• **Your objective**
Exactly as given, repeat all of the entries.

---------- Entries ----------

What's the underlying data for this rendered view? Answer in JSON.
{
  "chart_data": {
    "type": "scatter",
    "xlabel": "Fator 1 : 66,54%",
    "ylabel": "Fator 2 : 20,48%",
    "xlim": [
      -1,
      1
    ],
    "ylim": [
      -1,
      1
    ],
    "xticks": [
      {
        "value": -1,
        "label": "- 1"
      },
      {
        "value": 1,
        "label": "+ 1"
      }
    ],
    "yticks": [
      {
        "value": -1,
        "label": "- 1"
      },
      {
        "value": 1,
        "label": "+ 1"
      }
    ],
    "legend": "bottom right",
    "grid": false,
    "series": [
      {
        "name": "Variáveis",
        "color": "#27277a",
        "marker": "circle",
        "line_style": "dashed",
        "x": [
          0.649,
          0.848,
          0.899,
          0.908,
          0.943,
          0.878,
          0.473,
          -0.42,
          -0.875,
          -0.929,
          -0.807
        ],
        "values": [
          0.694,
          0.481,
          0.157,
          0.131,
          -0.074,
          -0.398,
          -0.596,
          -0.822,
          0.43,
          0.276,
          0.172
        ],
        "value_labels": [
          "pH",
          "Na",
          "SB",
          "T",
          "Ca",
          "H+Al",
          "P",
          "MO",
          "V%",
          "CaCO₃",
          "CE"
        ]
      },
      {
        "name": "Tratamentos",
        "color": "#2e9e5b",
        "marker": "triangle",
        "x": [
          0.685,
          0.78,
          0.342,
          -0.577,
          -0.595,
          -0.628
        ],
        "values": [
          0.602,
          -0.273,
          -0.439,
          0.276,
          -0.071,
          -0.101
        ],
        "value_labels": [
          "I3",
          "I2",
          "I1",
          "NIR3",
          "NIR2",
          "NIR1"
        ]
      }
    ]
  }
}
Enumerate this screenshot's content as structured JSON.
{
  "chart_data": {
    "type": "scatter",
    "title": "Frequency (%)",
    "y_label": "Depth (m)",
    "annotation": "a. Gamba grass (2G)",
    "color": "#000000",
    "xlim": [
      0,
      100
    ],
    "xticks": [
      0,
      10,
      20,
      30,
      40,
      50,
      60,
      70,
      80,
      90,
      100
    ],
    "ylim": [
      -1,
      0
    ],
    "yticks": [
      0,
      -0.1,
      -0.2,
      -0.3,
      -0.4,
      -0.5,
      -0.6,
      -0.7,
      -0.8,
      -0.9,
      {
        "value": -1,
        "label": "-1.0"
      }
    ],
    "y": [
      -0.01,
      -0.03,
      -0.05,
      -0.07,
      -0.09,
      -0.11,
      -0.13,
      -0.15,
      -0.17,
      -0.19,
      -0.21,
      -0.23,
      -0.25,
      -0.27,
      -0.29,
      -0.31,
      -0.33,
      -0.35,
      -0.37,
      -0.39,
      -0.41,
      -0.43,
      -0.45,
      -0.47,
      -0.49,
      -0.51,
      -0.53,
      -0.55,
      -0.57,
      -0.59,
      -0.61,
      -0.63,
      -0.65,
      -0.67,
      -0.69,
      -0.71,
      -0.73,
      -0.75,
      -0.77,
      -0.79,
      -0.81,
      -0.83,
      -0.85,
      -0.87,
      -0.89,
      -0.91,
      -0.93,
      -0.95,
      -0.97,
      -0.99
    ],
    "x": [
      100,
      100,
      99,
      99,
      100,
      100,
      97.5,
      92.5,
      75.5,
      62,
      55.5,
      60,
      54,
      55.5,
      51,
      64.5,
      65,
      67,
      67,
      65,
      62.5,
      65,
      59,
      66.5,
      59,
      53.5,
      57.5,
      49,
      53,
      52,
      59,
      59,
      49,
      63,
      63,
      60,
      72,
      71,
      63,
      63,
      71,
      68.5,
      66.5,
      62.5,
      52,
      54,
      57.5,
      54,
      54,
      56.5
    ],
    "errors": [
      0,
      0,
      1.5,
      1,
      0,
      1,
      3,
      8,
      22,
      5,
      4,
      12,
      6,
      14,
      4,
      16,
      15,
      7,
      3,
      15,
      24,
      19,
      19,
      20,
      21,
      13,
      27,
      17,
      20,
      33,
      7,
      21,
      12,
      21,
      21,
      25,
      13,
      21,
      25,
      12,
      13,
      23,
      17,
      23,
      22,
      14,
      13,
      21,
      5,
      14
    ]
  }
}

----------

• **The solution**
What's the underlying data for this rendered view? Answer in JSON.
{
  "chart_data": {
    "type": "scatter",
    "xlabel": "Fator 1 : 66,54%",
    "ylabel": "Fator 2 : 20,48%",
    "xlim": [
      -1,
      1
    ],
    "ylim": [
      -1,
      1
    ],
    "xticks": [
      {
        "value": -1,
        "label": "- 1"
      },
      {
        "value": 1,
        "label": "+ 1"
      }
    ],
    "yticks": [
      {
        "value": -1,
        "label": "- 1"
      },
      {
        "value": 1,
        "label": "+ 1"
      }
    ],
    "legend": "bottom right",
    "grid": false,
    "series": [
      {
        "name": "Variáveis",
        "color": "#27277a",
        "marker": "circle",
        "line_style": "dashed",
        "x": [
          0.649,
          0.848,
          0.899,
          0.908,
          0.943,
          0.878,
          0.473,
          -0.42,
          -0.875,
          -0.929,
          -0.807
        ],
        "values": [
          0.694,
          0.481,
          0.157,
          0.131,
          -0.074,
          -0.398,
          -0.596,
          -0.822,
          0.43,
          0.276,
          0.172
        ],
        "value_labels": [
          "pH",
          "Na",
          "SB",
          "T",
          "Ca",
          "H+Al",
          "P",
          "MO",
          "V%",
          "CaCO₃",
          "CE"
        ]
      },
      {
        "name": "Tratamentos",
        "color": "#2e9e5b",
        "marker": "triangle",
        "x": [
          0.685,
          0.78,
          0.342,
          -0.577,
          -0.595,
          -0.628
        ],
        "values": [
          0.602,
          -0.273,
          -0.439,
          0.276,
          -0.071,
          -0.101
        ],
        "value_labels": [
          "I3",
          "I2",
          "I1",
          "NIR3",
          "NIR2",
          "NIR1"
        ]
      }
    ]
  }
}
Enumerate this screenshot's content as structured JSON.
{
  "chart_data": {
    "type": "scatter",
    "title": "Frequency (%)",
    "y_label": "Depth (m)",
    "annotation": "a. Gamba grass (2G)",
    "color": "#000000",
    "xlim": [
      0,
      100
    ],
    "xticks": [
      0,
      10,
      20,
      30,
      40,
      50,
      60,
      70,
      80,
      90,
      100
    ],
    "ylim": [
      -1,
      0
    ],
    "yticks": [
      0,
      -0.1,
      -0.2,
      -0.3,
      -0.4,
      -0.5,
      -0.6,
      -0.7,
      -0.8,
      -0.9,
      {
        "value": -1,
        "label": "-1.0"
      }
    ],
    "y": [
      -0.01,
      -0.03,
      -0.05,
      -0.07,
      -0.09,
      -0.11,
      -0.13,
      -0.15,
      -0.17,
      -0.19,
      -0.21,
      -0.23,
      -0.25,
      -0.27,
      -0.29,
      -0.31,
      -0.33,
      -0.35,
      -0.37,
      -0.39,
      -0.41,
      -0.43,
      -0.45,
      -0.47,
      -0.49,
      -0.51,
      -0.53,
      -0.55,
      -0.57,
      -0.59,
      -0.61,
      -0.63,
      -0.65,
      -0.67,
      -0.69,
      -0.71,
      -0.73,
      -0.75,
      -0.77,
      -0.79,
      -0.81,
      -0.83,
      -0.85,
      -0.87,
      -0.89,
      -0.91,
      -0.93,
      -0.95,
      -0.97,
      -0.99
    ],
    "x": [
      100,
      100,
      99,
      99,
      100,
      100,
      97.5,
      92.5,
      75.5,
      62,
      55.5,
      60,
      54,
      55.5,
      51,
      64.5,
      65,
      67,
      67,
      65,
      62.5,
      65,
      59,
      66.5,
      59,
      53.5,
      57.5,
      49,
      53,
      52,
      59,
      59,
      49,
      63,
      63,
      60,
      72,
      71,
      63,
      63,
      71,
      68.5,
      66.5,
      62.5,
      52,
      54,
      57.5,
      54,
      54,
      56.5
    ],
    "errors": [
      0,
      0,
      1.5,
      1,
      0,
      1,
      3,
      8,
      22,
      5,
      4,
      12,
      6,
      14,
      4,
      16,
      15,
      7,
      3,
      15,
      24,
      19,
      19,
      20,
      21,
      13,
      27,
      17,
      20,
      33,
      7,
      21,
      12,
      21,
      21,
      25,
      13,
      21,
      25,
      12,
      13,
      23,
      17,
      23,
      22,
      14,
      13,
      21,
      5,
      14
    ]
  }
}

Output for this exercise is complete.